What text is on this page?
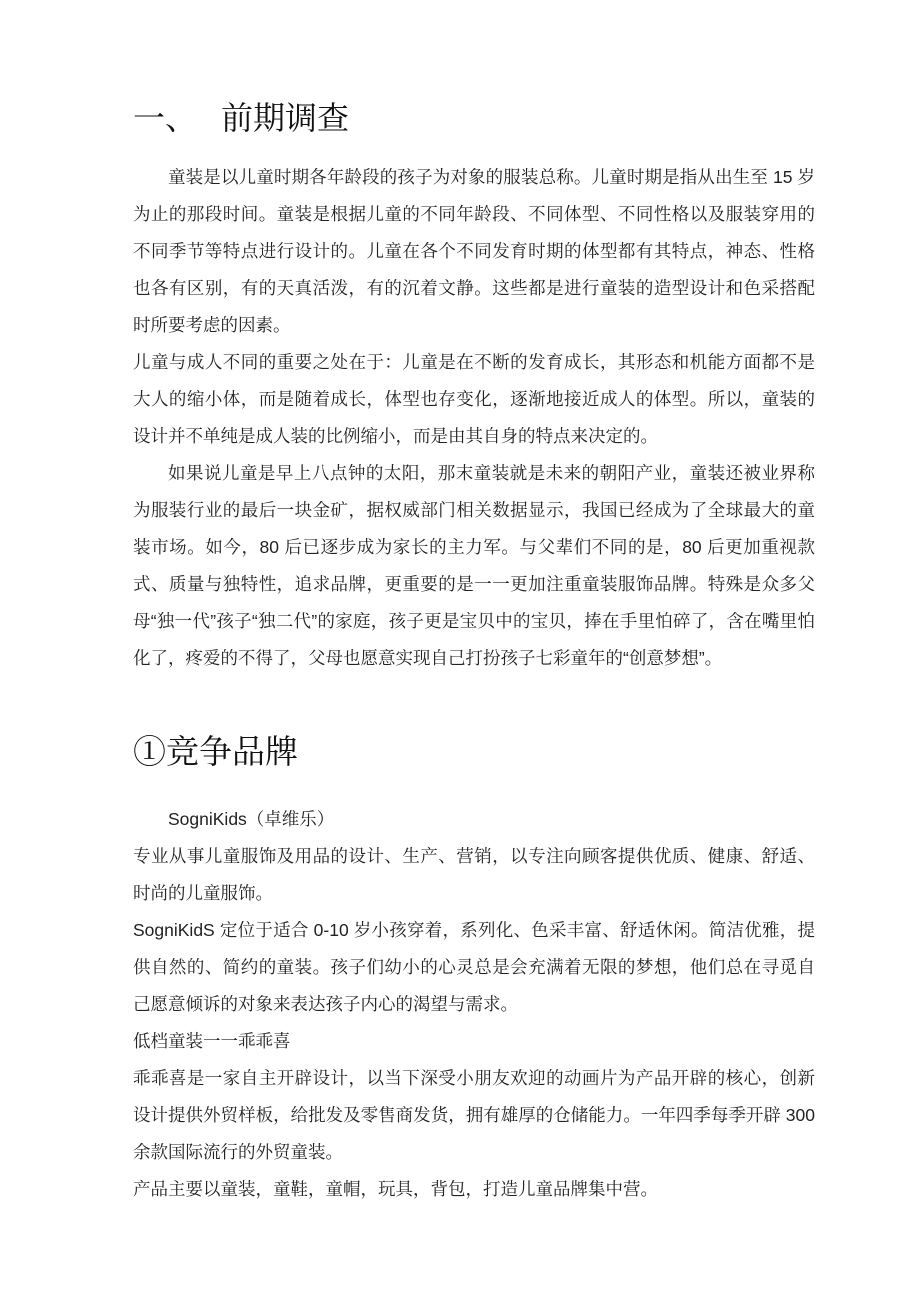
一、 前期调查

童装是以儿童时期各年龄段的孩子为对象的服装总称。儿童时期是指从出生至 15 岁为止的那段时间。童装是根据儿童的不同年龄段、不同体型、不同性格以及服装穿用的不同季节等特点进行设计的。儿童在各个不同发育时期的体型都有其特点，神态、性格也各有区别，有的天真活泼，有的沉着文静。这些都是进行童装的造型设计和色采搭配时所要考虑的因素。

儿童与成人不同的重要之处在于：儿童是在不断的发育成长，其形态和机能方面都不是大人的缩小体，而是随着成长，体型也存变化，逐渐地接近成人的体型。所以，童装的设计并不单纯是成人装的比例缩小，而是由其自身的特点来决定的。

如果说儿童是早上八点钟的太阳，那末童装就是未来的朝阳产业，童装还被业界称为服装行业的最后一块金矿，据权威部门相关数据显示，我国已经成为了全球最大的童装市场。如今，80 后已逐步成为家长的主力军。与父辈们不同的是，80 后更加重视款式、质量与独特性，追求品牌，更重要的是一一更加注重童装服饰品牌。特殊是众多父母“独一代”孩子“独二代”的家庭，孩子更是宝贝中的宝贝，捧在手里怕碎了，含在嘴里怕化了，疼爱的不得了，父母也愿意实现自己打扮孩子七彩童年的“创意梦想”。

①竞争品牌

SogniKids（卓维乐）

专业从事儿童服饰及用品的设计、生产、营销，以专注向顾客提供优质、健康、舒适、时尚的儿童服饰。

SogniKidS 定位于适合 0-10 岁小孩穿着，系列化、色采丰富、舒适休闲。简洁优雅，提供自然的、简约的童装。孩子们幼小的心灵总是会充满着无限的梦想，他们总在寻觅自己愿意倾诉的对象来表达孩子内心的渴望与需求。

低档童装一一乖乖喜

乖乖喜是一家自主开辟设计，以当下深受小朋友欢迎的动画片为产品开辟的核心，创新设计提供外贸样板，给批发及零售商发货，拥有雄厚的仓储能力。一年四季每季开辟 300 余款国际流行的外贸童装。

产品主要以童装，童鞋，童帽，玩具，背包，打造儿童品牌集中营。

WORK TO BE COMPLETED: Output every entry exactly as given; pictures are not part of the copy.

WORKED SOLUTION:
What text is on this page?
一、 前期调查

童装是以儿童时期各年龄段的孩子为对象的服装总称。儿童时期是指从出生至 15 岁为止的那段时间。童装是根据儿童的不同年龄段、不同体型、不同性格以及服装穿用的不同季节等特点进行设计的。儿童在各个不同发育时期的体型都有其特点，神态、性格也各有区别，有的天真活泼，有的沉着文静。这些都是进行童装的造型设计和色采搭配时所要考虑的因素。

儿童与成人不同的重要之处在于：儿童是在不断的发育成长，其形态和机能方面都不是大人的缩小体，而是随着成长，体型也存变化，逐渐地接近成人的体型。所以，童装的设计并不单纯是成人装的比例缩小，而是由其自身的特点来决定的。

如果说儿童是早上八点钟的太阳，那末童装就是未来的朝阳产业，童装还被业界称为服装行业的最后一块金矿，据权威部门相关数据显示，我国已经成为了全球最大的童装市场。如今，80 后已逐步成为家长的主力军。与父辈们不同的是，80 后更加重视款式、质量与独特性，追求品牌，更重要的是一一更加注重童装服饰品牌。特殊是众多父母“独一代”孩子“独二代”的家庭，孩子更是宝贝中的宝贝，捧在手里怕碎了，含在嘴里怕化了，疼爱的不得了，父母也愿意实现自己打扮孩子七彩童年的“创意梦想”。

①竞争品牌

SogniKids（卓维乐）

专业从事儿童服饰及用品的设计、生产、营销，以专注向顾客提供优质、健康、舒适、时尚的儿童服饰。

SogniKidS 定位于适合 0-10 岁小孩穿着，系列化、色采丰富、舒适休闲。简洁优雅，提供自然的、简约的童装。孩子们幼小的心灵总是会充满着无限的梦想，他们总在寻觅自己愿意倾诉的对象来表达孩子内心的渴望与需求。

低档童装一一乖乖喜

乖乖喜是一家自主开辟设计，以当下深受小朋友欢迎的动画片为产品开辟的核心，创新设计提供外贸样板，给批发及零售商发货，拥有雄厚的仓储能力。一年四季每季开辟 300 余款国际流行的外贸童装。

产品主要以童装，童鞋，童帽，玩具，背包，打造儿童品牌集中营。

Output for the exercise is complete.